• _Problem_
Transcribe the listing in full, excluding any pictures.

• _Source data_
——
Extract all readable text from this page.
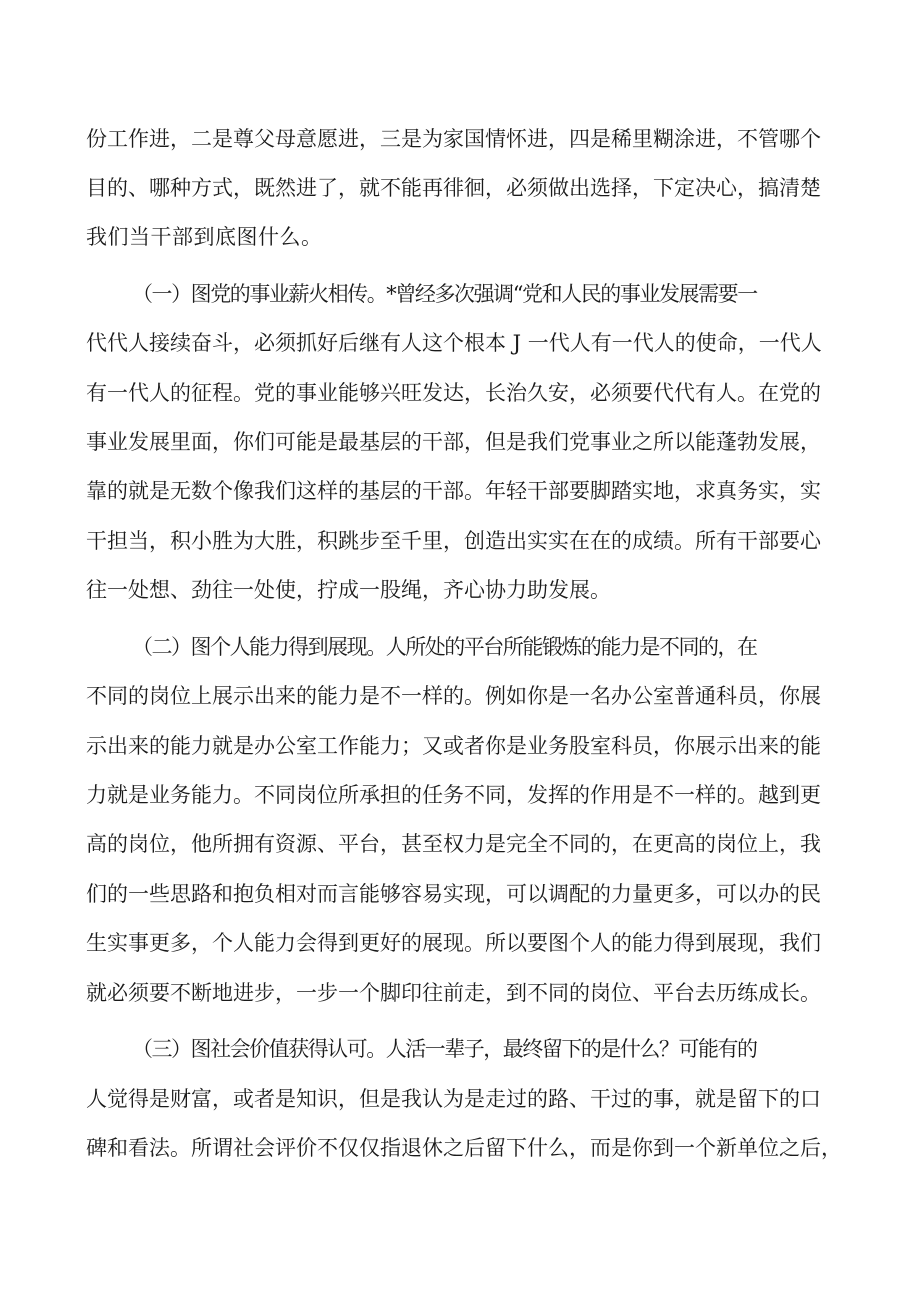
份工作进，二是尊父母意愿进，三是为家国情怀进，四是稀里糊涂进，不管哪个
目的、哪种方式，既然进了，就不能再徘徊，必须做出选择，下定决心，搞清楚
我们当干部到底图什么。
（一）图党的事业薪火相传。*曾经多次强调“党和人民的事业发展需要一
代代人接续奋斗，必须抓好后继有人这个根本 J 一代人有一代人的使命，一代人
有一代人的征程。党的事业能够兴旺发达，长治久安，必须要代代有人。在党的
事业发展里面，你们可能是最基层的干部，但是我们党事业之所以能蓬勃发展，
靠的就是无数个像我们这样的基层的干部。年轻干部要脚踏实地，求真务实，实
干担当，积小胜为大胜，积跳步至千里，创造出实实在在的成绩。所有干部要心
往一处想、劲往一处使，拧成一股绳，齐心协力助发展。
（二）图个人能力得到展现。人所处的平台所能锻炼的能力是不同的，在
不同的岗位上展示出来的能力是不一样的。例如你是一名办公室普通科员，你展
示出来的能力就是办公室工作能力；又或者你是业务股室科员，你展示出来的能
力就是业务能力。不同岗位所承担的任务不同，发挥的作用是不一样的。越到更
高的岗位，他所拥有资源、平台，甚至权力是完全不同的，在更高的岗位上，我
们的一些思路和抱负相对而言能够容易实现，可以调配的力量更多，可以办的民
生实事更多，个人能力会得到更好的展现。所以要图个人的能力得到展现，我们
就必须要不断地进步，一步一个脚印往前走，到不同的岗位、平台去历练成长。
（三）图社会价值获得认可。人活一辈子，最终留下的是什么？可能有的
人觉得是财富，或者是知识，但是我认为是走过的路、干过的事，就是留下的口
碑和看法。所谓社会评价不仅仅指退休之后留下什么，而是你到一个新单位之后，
——
• _Correct result_
Extract all readable text from this page.
份工作进，二是尊父母意愿进，三是为家国情怀进，四是稀里糊涂进，不管哪个
目的、哪种方式，既然进了，就不能再徘徊，必须做出选择，下定决心，搞清楚
我们当干部到底图什么。
（一）图党的事业薪火相传。*曾经多次强调“党和人民的事业发展需要一
代代人接续奋斗，必须抓好后继有人这个根本 J 一代人有一代人的使命，一代人
有一代人的征程。党的事业能够兴旺发达，长治久安，必须要代代有人。在党的
事业发展里面，你们可能是最基层的干部，但是我们党事业之所以能蓬勃发展，
靠的就是无数个像我们这样的基层的干部。年轻干部要脚踏实地，求真务实，实
干担当，积小胜为大胜，积跳步至千里，创造出实实在在的成绩。所有干部要心
往一处想、劲往一处使，拧成一股绳，齐心协力助发展。
（二）图个人能力得到展现。人所处的平台所能锻炼的能力是不同的，在
不同的岗位上展示出来的能力是不一样的。例如你是一名办公室普通科员，你展
示出来的能力就是办公室工作能力；又或者你是业务股室科员，你展示出来的能
力就是业务能力。不同岗位所承担的任务不同，发挥的作用是不一样的。越到更
高的岗位，他所拥有资源、平台，甚至权力是完全不同的，在更高的岗位上，我
们的一些思路和抱负相对而言能够容易实现，可以调配的力量更多，可以办的民
生实事更多，个人能力会得到更好的展现。所以要图个人的能力得到展现，我们
就必须要不断地进步，一步一个脚印往前走，到不同的岗位、平台去历练成长。
（三）图社会价值获得认可。人活一辈子，最终留下的是什么？可能有的
人觉得是财富，或者是知识，但是我认为是走过的路、干过的事，就是留下的口
碑和看法。所谓社会评价不仅仅指退休之后留下什么，而是你到一个新单位之后，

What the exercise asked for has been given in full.